_Aim:_
Restate the full set of records exactly, word for word.

** BEGIN Information shown **

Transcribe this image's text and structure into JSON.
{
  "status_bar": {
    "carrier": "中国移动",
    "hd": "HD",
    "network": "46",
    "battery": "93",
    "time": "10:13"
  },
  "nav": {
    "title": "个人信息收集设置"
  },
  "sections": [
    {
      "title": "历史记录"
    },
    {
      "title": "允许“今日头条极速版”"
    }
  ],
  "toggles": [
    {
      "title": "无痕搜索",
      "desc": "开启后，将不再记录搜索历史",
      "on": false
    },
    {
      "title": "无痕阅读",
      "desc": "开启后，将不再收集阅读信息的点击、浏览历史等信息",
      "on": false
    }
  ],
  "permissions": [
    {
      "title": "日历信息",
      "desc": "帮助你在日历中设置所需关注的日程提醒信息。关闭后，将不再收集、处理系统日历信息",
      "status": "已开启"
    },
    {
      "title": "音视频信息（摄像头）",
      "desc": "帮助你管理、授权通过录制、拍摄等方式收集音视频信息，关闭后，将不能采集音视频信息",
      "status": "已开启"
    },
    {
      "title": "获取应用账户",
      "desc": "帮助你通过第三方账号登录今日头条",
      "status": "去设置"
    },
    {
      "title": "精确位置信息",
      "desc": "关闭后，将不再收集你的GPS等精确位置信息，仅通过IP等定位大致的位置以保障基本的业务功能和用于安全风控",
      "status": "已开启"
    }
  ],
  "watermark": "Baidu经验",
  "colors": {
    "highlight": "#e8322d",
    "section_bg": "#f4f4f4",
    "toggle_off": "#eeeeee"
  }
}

** END Information shown **

_Completed exercise:_
Transcribe this image's text and structure into JSON.
{
  "status_bar": {
    "carrier": "中国移动",
    "hd": "HD",
    "network": "46",
    "battery": "93",
    "time": "10:13"
  },
  "nav": {
    "title": "个人信息收集设置"
  },
  "sections": [
    {
      "title": "历史记录"
    },
    {
      "title": "允许“今日头条极速版”"
    }
  ],
  "toggles": [
    {
      "title": "无痕搜索",
      "desc": "开启后，将不再记录搜索历史",
      "on": false
    },
    {
      "title": "无痕阅读",
      "desc": "开启后，将不再收集阅读信息的点击、浏览历史等信息",
      "on": false
    }
  ],
  "permissions": [
    {
      "title": "日历信息",
      "desc": "帮助你在日历中设置所需关注的日程提醒信息。关闭后，将不再收集、处理系统日历信息",
      "status": "已开启"
    },
    {
      "title": "音视频信息（摄像头）",
      "desc": "帮助你管理、授权通过录制、拍摄等方式收集音视频信息，关闭后，将不能采集音视频信息",
      "status": "已开启"
    },
    {
      "title": "获取应用账户",
      "desc": "帮助你通过第三方账号登录今日头条",
      "status": "去设置"
    },
    {
      "title": "精确位置信息",
      "desc": "关闭后，将不再收集你的GPS等精确位置信息，仅通过IP等定位大致的位置以保障基本的业务功能和用于安全风控",
      "status": "已开启"
    }
  ],
  "watermark": "Baidu经验",
  "colors": {
    "highlight": "#e8322d",
    "section_bg": "#f4f4f4",
    "toggle_off": "#eeeeee"
  }
}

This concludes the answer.